The data:
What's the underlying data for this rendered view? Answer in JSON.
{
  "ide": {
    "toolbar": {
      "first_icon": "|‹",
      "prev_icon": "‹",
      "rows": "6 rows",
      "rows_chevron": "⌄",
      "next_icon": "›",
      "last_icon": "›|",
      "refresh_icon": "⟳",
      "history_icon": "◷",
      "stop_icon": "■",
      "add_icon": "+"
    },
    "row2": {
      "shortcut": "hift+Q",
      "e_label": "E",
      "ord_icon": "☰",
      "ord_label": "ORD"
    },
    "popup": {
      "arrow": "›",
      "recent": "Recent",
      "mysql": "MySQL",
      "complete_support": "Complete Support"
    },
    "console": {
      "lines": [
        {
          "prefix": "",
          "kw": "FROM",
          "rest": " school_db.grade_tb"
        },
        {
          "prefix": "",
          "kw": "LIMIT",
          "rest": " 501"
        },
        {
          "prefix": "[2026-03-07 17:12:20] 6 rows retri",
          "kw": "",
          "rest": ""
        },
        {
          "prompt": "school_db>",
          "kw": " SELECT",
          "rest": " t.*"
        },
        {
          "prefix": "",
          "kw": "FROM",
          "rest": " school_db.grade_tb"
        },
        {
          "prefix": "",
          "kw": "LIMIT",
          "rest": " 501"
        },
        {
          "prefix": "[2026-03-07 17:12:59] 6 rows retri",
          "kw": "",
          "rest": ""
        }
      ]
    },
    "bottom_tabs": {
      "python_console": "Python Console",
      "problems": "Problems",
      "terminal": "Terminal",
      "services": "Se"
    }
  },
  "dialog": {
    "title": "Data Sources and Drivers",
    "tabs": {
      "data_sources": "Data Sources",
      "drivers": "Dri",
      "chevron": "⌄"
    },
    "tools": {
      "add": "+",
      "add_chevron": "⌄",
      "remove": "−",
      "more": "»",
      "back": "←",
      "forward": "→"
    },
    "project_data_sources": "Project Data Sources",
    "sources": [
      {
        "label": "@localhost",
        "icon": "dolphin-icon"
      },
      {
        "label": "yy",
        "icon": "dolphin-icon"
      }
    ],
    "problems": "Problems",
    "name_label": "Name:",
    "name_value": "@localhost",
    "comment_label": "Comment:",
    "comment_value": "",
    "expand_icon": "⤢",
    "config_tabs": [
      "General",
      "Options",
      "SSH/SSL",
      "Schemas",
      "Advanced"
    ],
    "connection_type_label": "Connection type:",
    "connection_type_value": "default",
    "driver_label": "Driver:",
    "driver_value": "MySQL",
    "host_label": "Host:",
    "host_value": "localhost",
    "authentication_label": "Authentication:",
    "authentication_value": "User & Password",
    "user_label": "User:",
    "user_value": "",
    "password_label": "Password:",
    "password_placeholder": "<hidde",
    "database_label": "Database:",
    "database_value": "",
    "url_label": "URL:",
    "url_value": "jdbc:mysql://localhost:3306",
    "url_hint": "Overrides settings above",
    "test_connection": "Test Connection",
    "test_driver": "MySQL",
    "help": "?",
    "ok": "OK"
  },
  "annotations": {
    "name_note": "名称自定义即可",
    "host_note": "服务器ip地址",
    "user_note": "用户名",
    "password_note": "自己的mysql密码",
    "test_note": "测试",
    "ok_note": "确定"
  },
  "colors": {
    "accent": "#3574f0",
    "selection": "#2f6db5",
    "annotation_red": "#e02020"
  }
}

Exercise requirements:
Go through the entries above and copy every line containing "problems".

Solution to this exercise:
      "problems": "Problems",
    "problems": "Problems",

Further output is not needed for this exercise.